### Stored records

>>>>>

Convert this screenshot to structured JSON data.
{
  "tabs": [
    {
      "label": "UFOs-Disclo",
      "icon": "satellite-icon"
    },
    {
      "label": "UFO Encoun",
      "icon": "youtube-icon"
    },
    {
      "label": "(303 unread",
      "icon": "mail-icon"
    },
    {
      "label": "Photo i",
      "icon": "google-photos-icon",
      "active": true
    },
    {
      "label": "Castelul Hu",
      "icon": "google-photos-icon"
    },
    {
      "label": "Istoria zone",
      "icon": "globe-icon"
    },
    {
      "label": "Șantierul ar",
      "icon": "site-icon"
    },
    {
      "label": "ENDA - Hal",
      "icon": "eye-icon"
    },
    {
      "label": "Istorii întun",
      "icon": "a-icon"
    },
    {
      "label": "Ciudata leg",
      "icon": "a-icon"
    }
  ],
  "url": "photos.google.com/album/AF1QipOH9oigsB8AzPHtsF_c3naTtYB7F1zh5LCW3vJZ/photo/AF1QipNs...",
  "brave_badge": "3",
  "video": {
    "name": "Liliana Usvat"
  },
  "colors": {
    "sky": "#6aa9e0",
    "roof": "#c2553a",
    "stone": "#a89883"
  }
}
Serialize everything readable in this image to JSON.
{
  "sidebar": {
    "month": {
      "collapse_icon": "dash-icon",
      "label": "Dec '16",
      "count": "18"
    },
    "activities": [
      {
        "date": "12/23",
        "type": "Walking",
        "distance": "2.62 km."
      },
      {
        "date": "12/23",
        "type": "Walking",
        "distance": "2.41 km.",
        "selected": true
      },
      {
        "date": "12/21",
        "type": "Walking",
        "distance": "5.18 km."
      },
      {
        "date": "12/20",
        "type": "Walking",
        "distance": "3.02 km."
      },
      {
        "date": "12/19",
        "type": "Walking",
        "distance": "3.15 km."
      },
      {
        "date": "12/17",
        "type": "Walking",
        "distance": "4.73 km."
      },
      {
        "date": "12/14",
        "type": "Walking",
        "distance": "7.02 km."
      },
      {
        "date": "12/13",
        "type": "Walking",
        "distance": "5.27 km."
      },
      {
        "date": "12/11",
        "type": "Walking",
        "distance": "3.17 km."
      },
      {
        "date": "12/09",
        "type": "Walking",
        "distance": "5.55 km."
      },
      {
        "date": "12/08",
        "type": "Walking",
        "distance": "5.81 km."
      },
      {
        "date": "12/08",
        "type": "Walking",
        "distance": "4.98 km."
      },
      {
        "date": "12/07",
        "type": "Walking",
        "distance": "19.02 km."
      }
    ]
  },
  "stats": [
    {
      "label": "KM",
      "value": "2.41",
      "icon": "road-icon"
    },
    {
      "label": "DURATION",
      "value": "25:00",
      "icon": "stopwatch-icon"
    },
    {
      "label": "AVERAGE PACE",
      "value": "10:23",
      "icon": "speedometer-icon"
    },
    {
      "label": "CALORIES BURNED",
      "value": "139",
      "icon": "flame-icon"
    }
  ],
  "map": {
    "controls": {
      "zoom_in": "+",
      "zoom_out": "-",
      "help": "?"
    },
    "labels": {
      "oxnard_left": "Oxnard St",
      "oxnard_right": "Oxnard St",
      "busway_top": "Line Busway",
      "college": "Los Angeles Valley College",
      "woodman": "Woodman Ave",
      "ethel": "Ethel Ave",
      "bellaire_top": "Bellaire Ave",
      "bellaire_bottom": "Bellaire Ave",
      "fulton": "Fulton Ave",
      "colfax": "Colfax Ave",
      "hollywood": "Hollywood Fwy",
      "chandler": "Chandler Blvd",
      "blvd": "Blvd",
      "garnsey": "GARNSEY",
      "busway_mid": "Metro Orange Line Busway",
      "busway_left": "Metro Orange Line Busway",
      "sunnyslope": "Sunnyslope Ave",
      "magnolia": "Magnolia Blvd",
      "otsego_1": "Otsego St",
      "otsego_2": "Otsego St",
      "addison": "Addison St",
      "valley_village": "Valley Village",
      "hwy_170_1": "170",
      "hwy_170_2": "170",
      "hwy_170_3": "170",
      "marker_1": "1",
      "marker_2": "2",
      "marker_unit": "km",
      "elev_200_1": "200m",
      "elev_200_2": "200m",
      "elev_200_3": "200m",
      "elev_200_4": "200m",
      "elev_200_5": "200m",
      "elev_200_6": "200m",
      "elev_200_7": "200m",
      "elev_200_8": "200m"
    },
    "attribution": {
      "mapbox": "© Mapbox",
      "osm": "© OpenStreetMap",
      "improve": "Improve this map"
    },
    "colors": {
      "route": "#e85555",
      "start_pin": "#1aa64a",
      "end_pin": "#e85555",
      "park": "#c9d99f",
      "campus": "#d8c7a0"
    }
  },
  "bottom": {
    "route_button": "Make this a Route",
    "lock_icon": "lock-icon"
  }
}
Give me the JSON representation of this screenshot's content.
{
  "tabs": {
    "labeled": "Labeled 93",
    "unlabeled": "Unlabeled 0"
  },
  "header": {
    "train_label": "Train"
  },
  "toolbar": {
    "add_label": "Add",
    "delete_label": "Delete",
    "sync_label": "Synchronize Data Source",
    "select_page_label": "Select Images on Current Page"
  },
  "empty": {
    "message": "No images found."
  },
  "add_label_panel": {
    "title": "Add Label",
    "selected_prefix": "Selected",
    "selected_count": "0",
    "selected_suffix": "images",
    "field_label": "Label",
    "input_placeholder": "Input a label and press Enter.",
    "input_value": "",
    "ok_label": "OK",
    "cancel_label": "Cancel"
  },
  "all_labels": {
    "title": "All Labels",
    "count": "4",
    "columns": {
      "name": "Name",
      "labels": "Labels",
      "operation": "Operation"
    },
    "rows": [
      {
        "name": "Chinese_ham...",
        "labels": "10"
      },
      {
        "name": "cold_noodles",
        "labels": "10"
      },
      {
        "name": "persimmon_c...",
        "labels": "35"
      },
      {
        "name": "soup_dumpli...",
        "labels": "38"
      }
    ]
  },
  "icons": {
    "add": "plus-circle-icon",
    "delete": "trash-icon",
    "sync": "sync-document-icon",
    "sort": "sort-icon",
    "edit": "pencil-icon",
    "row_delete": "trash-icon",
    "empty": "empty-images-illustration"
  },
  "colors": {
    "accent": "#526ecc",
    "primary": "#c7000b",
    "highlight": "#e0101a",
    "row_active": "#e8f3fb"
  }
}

<<<<<

### What you have to do
Exactly as written above, please repeat the entries.

### Solution to this problem
Convert this screenshot to structured JSON data.
{
  "tabs": [
    {
      "label": "UFOs-Disclo",
      "icon": "satellite-icon"
    },
    {
      "label": "UFO Encoun",
      "icon": "youtube-icon"
    },
    {
      "label": "(303 unread",
      "icon": "mail-icon"
    },
    {
      "label": "Photo i",
      "icon": "google-photos-icon",
      "active": true
    },
    {
      "label": "Castelul Hu",
      "icon": "google-photos-icon"
    },
    {
      "label": "Istoria zone",
      "icon": "globe-icon"
    },
    {
      "label": "Șantierul ar",
      "icon": "site-icon"
    },
    {
      "label": "ENDA - Hal",
      "icon": "eye-icon"
    },
    {
      "label": "Istorii întun",
      "icon": "a-icon"
    },
    {
      "label": "Ciudata leg",
      "icon": "a-icon"
    }
  ],
  "url": "photos.google.com/album/AF1QipOH9oigsB8AzPHtsF_c3naTtYB7F1zh5LCW3vJZ/photo/AF1QipNs...",
  "brave_badge": "3",
  "video": {
    "name": "Liliana Usvat"
  },
  "colors": {
    "sky": "#6aa9e0",
    "roof": "#c2553a",
    "stone": "#a89883"
  }
}
Serialize everything readable in this image to JSON.
{
  "sidebar": {
    "month": {
      "collapse_icon": "dash-icon",
      "label": "Dec '16",
      "count": "18"
    },
    "activities": [
      {
        "date": "12/23",
        "type": "Walking",
        "distance": "2.62 km."
      },
      {
        "date": "12/23",
        "type": "Walking",
        "distance": "2.41 km.",
        "selected": true
      },
      {
        "date": "12/21",
        "type": "Walking",
        "distance": "5.18 km."
      },
      {
        "date": "12/20",
        "type": "Walking",
        "distance": "3.02 km."
      },
      {
        "date": "12/19",
        "type": "Walking",
        "distance": "3.15 km."
      },
      {
        "date": "12/17",
        "type": "Walking",
        "distance": "4.73 km."
      },
      {
        "date": "12/14",
        "type": "Walking",
        "distance": "7.02 km."
      },
      {
        "date": "12/13",
        "type": "Walking",
        "distance": "5.27 km."
      },
      {
        "date": "12/11",
        "type": "Walking",
        "distance": "3.17 km."
      },
      {
        "date": "12/09",
        "type": "Walking",
        "distance": "5.55 km."
      },
      {
        "date": "12/08",
        "type": "Walking",
        "distance": "5.81 km."
      },
      {
        "date": "12/08",
        "type": "Walking",
        "distance": "4.98 km."
      },
      {
        "date": "12/07",
        "type": "Walking",
        "distance": "19.02 km."
      }
    ]
  },
  "stats": [
    {
      "label": "KM",
      "value": "2.41",
      "icon": "road-icon"
    },
    {
      "label": "DURATION",
      "value": "25:00",
      "icon": "stopwatch-icon"
    },
    {
      "label": "AVERAGE PACE",
      "value": "10:23",
      "icon": "speedometer-icon"
    },
    {
      "label": "CALORIES BURNED",
      "value": "139",
      "icon": "flame-icon"
    }
  ],
  "map": {
    "controls": {
      "zoom_in": "+",
      "zoom_out": "-",
      "help": "?"
    },
    "labels": {
      "oxnard_left": "Oxnard St",
      "oxnard_right": "Oxnard St",
      "busway_top": "Line Busway",
      "college": "Los Angeles Valley College",
      "woodman": "Woodman Ave",
      "ethel": "Ethel Ave",
      "bellaire_top": "Bellaire Ave",
      "bellaire_bottom": "Bellaire Ave",
      "fulton": "Fulton Ave",
      "colfax": "Colfax Ave",
      "hollywood": "Hollywood Fwy",
      "chandler": "Chandler Blvd",
      "blvd": "Blvd",
      "garnsey": "GARNSEY",
      "busway_mid": "Metro Orange Line Busway",
      "busway_left": "Metro Orange Line Busway",
      "sunnyslope": "Sunnyslope Ave",
      "magnolia": "Magnolia Blvd",
      "otsego_1": "Otsego St",
      "otsego_2": "Otsego St",
      "addison": "Addison St",
      "valley_village": "Valley Village",
      "hwy_170_1": "170",
      "hwy_170_2": "170",
      "hwy_170_3": "170",
      "marker_1": "1",
      "marker_2": "2",
      "marker_unit": "km",
      "elev_200_1": "200m",
      "elev_200_2": "200m",
      "elev_200_3": "200m",
      "elev_200_4": "200m",
      "elev_200_5": "200m",
      "elev_200_6": "200m",
      "elev_200_7": "200m",
      "elev_200_8": "200m"
    },
    "attribution": {
      "mapbox": "© Mapbox",
      "osm": "© OpenStreetMap",
      "improve": "Improve this map"
    },
    "colors": {
      "route": "#e85555",
      "start_pin": "#1aa64a",
      "end_pin": "#e85555",
      "park": "#c9d99f",
      "campus": "#d8c7a0"
    }
  },
  "bottom": {
    "route_button": "Make this a Route",
    "lock_icon": "lock-icon"
  }
}
Give me the JSON representation of this screenshot's content.
{
  "tabs": {
    "labeled": "Labeled 93",
    "unlabeled": "Unlabeled 0"
  },
  "header": {
    "train_label": "Train"
  },
  "toolbar": {
    "add_label": "Add",
    "delete_label": "Delete",
    "sync_label": "Synchronize Data Source",
    "select_page_label": "Select Images on Current Page"
  },
  "empty": {
    "message": "No images found."
  },
  "add_label_panel": {
    "title": "Add Label",
    "selected_prefix": "Selected",
    "selected_count": "0",
    "selected_suffix": "images",
    "field_label": "Label",
    "input_placeholder": "Input a label and press Enter.",
    "input_value": "",
    "ok_label": "OK",
    "cancel_label": "Cancel"
  },
  "all_labels": {
    "title": "All Labels",
    "count": "4",
    "columns": {
      "name": "Name",
      "labels": "Labels",
      "operation": "Operation"
    },
    "rows": [
      {
        "name": "Chinese_ham...",
        "labels": "10"
      },
      {
        "name": "cold_noodles",
        "labels": "10"
      },
      {
        "name": "persimmon_c...",
        "labels": "35"
      },
      {
        "name": "soup_dumpli...",
        "labels": "38"
      }
    ]
  },
  "icons": {
    "add": "plus-circle-icon",
    "delete": "trash-icon",
    "sync": "sync-document-icon",
    "sort": "sort-icon",
    "edit": "pencil-icon",
    "row_delete": "trash-icon",
    "empty": "empty-images-illustration"
  },
  "colors": {
    "accent": "#526ecc",
    "primary": "#c7000b",
    "highlight": "#e0101a",
    "row_active": "#e8f3fb"
  }
}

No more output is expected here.